* [What is asked] Print every entry, word for word, and skip the images.

+ + +

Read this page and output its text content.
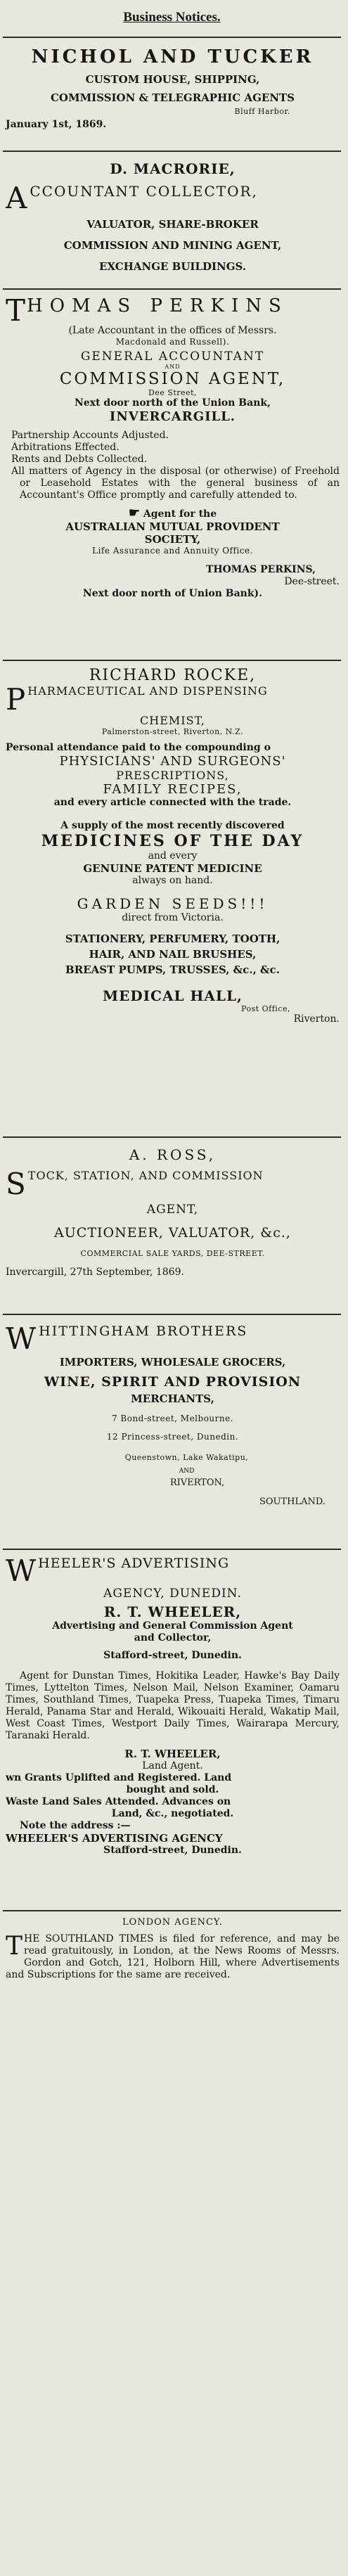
Business Notices.
NICHOL AND TUCKER
CUSTOM HOUSE, SHIPPING,
COMMISSION & TELEGRAPHIC AGENTS
Bluff Harbor.
January 1st, 1869.
D. MACRORIE,
A CCOUNTANT COLLECTOR,
VALUATOR, SHARE-BROKER
COMMISSION AND MINING AGENT,
EXCHANGE BUILDINGS.
T HOMAS PERKINS
(Late Accountant in the offices of Messrs.
Macdonald and Russell).
GENERAL ACCOUNTANT
AND
COMMISSION AGENT,
Dee Street,
Next door north of the Union Bank,
INVERCARGILL.
Partnership Accounts Adjusted.
Arbitrations Effected.
Rents and Debts Collected.
All matters of Agency in the disposal (or otherwise) of Freehold or Leasehold Estates with the general business of an Accountant's Office promptly and carefully attended to.
☛ Agent for the
AUSTRALIAN MUTUAL PROVIDENT
SOCIETY,
Life Assurance and Annuity Office.
THOMAS PERKINS,
Dee-street.
Next door north of Union Bank).
RICHARD ROCKE,
P HARMACEUTICAL AND DISPENSING
CHEMIST,
Palmerston-street, Riverton, N.Z.
Personal attendance paid to the compounding o
PHYSICIANS' AND SURGEONS'
PRESCRIPTIONS,
FAMILY RECIPES,
and every article connected with the trade.
A supply of the most recently discovered
MEDICINES OF THE DAY
and every
GENUINE PATENT MEDICINE
always on hand.
GARDEN SEEDS!!!
direct from Victoria.
STATIONERY, PERFUMERY, TOOTH,
HAIR, AND NAIL BRUSHES,
BREAST PUMPS, TRUSSES, &c., &c.
MEDICAL HALL,
Post Office,
Riverton.
A. ROSS,
S TOCK, STATION, AND COMMISSION
AGENT,
AUCTIONEER, VALUATOR, &c.,
COMMERCIAL SALE YARDS, DEE-STREET.
Invercargill, 27th September, 1869.
W HITTINGHAM BROTHERS
IMPORTERS, WHOLESALE GROCERS,
WINE, SPIRIT AND PROVISION
MERCHANTS,
7 Bond-street, Melbourne.
12 Princess-street, Dunedin.
Queenstown, Lake Wakatipu,
AND
RIVERTON,
SOUTHLAND.
W HEELER'S ADVERTISING
AGENCY, DUNEDIN.
R. T. WHEELER,
Advertising and General Commission Agent
and Collector,
Stafford-street, Dunedin.
Agent for Dunstan Times, Hokitika Leader, Hawke's Bay Daily Times, Lyttelton Times, Nelson Mail, Nelson Examiner, Oamaru Times, Southland Times, Tuapeka Press, Tuapeka Times, Timaru Herald, Panama Star and Herald, Wikouaiti Herald, Wakatip Mail, West Coast Times, Westport Daily Times, Wairarapa Mercury, Taranaki Herald.
R. T. WHEELER,
Land Agent.
wn Grants Uplifted and Registered. Land
bought and sold.
Waste Land Sales Attended. Advances on
Land, &c., negotiated.
Note the address :—
WHEELER'S ADVERTISING AGENCY
Stafford-street, Dunedin.
LONDON AGENCY.
T HE SOUTHLAND TIMES is filed for reference, and may be read gratuitously, in London, at the News Rooms of Messrs. Gordon and Gotch, 121, Holborn Hill, where Advertisements and Subscriptions for the same are received.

+ + +

* [Answer for this exercise]
Read this page and output its text content.
Business Notices.
NICHOL AND TUCKER
CUSTOM HOUSE, SHIPPING,
COMMISSION & TELEGRAPHIC AGENTS
Bluff Harbor.
January 1st, 1869.
D. MACRORIE,
A CCOUNTANT COLLECTOR,
VALUATOR, SHARE-BROKER
COMMISSION AND MINING AGENT,
EXCHANGE BUILDINGS.
T HOMAS PERKINS
(Late Accountant in the offices of Messrs.
Macdonald and Russell).
GENERAL ACCOUNTANT
AND
COMMISSION AGENT,
Dee Street,
Next door north of the Union Bank,
INVERCARGILL.
Partnership Accounts Adjusted.
Arbitrations Effected.
Rents and Debts Collected.
All matters of Agency in the disposal (or otherwise) of Freehold or Leasehold Estates with the general business of an Accountant's Office promptly and carefully attended to.
☛ Agent for the
AUSTRALIAN MUTUAL PROVIDENT
SOCIETY,
Life Assurance and Annuity Office.
THOMAS PERKINS,
Dee-street.
Next door north of Union Bank).
RICHARD ROCKE,
P HARMACEUTICAL AND DISPENSING
CHEMIST,
Palmerston-street, Riverton, N.Z.
Personal attendance paid to the compounding o
PHYSICIANS' AND SURGEONS'
PRESCRIPTIONS,
FAMILY RECIPES,
and every article connected with the trade.
A supply of the most recently discovered
MEDICINES OF THE DAY
and every
GENUINE PATENT MEDICINE
always on hand.
GARDEN SEEDS!!!
direct from Victoria.
STATIONERY, PERFUMERY, TOOTH,
HAIR, AND NAIL BRUSHES,
BREAST PUMPS, TRUSSES, &c., &c.
MEDICAL HALL,
Post Office,
Riverton.
A. ROSS,
S TOCK, STATION, AND COMMISSION
AGENT,
AUCTIONEER, VALUATOR, &c.,
COMMERCIAL SALE YARDS, DEE-STREET.
Invercargill, 27th September, 1869.
W HITTINGHAM BROTHERS
IMPORTERS, WHOLESALE GROCERS,
WINE, SPIRIT AND PROVISION
MERCHANTS,
7 Bond-street, Melbourne.
12 Princess-street, Dunedin.
Queenstown, Lake Wakatipu,
AND
RIVERTON,
SOUTHLAND.
W HEELER'S ADVERTISING
AGENCY, DUNEDIN.
R. T. WHEELER,
Advertising and General Commission Agent
and Collector,
Stafford-street, Dunedin.
Agent for Dunstan Times, Hokitika Leader, Hawke's Bay Daily Times, Lyttelton Times, Nelson Mail, Nelson Examiner, Oamaru Times, Southland Times, Tuapeka Press, Tuapeka Times, Timaru Herald, Panama Star and Herald, Wikouaiti Herald, Wakatip Mail, West Coast Times, Westport Daily Times, Wairarapa Mercury, Taranaki Herald.
R. T. WHEELER,
Land Agent.
wn Grants Uplifted and Registered. Land
bought and sold.
Waste Land Sales Attended. Advances on
Land, &c., negotiated.
Note the address :—
WHEELER'S ADVERTISING AGENCY
Stafford-street, Dunedin.
LONDON AGENCY.
T HE SOUTHLAND TIMES is filed for reference, and may be read gratuitously, in London, at the News Rooms of Messrs. Gordon and Gotch, 121, Holborn Hill, where Advertisements and Subscriptions for the same are received.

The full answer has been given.